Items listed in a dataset
━━━━━━━━━━━━━━━━━━━━━━━━━━━━━━

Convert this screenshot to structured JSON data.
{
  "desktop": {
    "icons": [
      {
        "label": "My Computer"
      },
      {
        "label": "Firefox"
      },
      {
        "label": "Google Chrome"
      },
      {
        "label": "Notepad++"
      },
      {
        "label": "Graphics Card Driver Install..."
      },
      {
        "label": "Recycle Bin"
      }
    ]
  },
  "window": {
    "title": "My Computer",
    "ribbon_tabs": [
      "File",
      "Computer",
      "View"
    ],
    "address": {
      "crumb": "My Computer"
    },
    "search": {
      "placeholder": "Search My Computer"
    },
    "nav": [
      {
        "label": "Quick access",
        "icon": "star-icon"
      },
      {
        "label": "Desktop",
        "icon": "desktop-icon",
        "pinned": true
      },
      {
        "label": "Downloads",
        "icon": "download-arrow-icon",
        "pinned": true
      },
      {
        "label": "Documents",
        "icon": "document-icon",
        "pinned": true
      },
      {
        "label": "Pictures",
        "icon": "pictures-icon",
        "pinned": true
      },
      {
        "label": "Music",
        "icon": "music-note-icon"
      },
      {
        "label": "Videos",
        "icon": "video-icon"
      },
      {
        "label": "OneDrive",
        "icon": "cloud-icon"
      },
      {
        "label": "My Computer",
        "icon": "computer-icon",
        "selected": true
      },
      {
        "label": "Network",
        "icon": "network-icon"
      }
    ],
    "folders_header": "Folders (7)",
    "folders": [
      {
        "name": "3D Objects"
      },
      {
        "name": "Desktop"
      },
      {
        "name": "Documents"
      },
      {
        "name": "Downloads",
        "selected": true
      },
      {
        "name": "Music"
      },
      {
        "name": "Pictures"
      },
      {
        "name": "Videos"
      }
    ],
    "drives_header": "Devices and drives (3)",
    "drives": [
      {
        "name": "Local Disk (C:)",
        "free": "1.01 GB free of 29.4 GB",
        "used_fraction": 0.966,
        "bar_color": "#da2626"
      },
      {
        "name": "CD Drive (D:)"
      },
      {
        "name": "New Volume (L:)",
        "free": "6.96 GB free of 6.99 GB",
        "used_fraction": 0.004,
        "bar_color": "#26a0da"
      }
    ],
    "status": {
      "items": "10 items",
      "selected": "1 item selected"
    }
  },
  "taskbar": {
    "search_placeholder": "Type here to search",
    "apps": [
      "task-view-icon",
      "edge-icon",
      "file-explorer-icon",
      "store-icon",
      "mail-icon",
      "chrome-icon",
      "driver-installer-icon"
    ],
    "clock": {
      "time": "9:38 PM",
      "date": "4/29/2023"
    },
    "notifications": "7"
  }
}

━━━━━━━━━━━━━━━━━━━━━━━━━━━━━━

Exercise instructions ::
Repeat each record exactly, leaving nothing out.

Complete output ::
Convert this screenshot to structured JSON data.
{
  "desktop": {
    "icons": [
      {
        "label": "My Computer"
      },
      {
        "label": "Firefox"
      },
      {
        "label": "Google Chrome"
      },
      {
        "label": "Notepad++"
      },
      {
        "label": "Graphics Card Driver Install..."
      },
      {
        "label": "Recycle Bin"
      }
    ]
  },
  "window": {
    "title": "My Computer",
    "ribbon_tabs": [
      "File",
      "Computer",
      "View"
    ],
    "address": {
      "crumb": "My Computer"
    },
    "search": {
      "placeholder": "Search My Computer"
    },
    "nav": [
      {
        "label": "Quick access",
        "icon": "star-icon"
      },
      {
        "label": "Desktop",
        "icon": "desktop-icon",
        "pinned": true
      },
      {
        "label": "Downloads",
        "icon": "download-arrow-icon",
        "pinned": true
      },
      {
        "label": "Documents",
        "icon": "document-icon",
        "pinned": true
      },
      {
        "label": "Pictures",
        "icon": "pictures-icon",
        "pinned": true
      },
      {
        "label": "Music",
        "icon": "music-note-icon"
      },
      {
        "label": "Videos",
        "icon": "video-icon"
      },
      {
        "label": "OneDrive",
        "icon": "cloud-icon"
      },
      {
        "label": "My Computer",
        "icon": "computer-icon",
        "selected": true
      },
      {
        "label": "Network",
        "icon": "network-icon"
      }
    ],
    "folders_header": "Folders (7)",
    "folders": [
      {
        "name": "3D Objects"
      },
      {
        "name": "Desktop"
      },
      {
        "name": "Documents"
      },
      {
        "name": "Downloads",
        "selected": true
      },
      {
        "name": "Music"
      },
      {
        "name": "Pictures"
      },
      {
        "name": "Videos"
      }
    ],
    "drives_header": "Devices and drives (3)",
    "drives": [
      {
        "name": "Local Disk (C:)",
        "free": "1.01 GB free of 29.4 GB",
        "used_fraction": 0.966,
        "bar_color": "#da2626"
      },
      {
        "name": "CD Drive (D:)"
      },
      {
        "name": "New Volume (L:)",
        "free": "6.96 GB free of 6.99 GB",
        "used_fraction": 0.004,
        "bar_color": "#26a0da"
      }
    ],
    "status": {
      "items": "10 items",
      "selected": "1 item selected"
    }
  },
  "taskbar": {
    "search_placeholder": "Type here to search",
    "apps": [
      "task-view-icon",
      "edge-icon",
      "file-explorer-icon",
      "store-icon",
      "mail-icon",
      "chrome-icon",
      "driver-installer-icon"
    ],
    "clock": {
      "time": "9:38 PM",
      "date": "4/29/2023"
    },
    "notifications": "7"
  }
}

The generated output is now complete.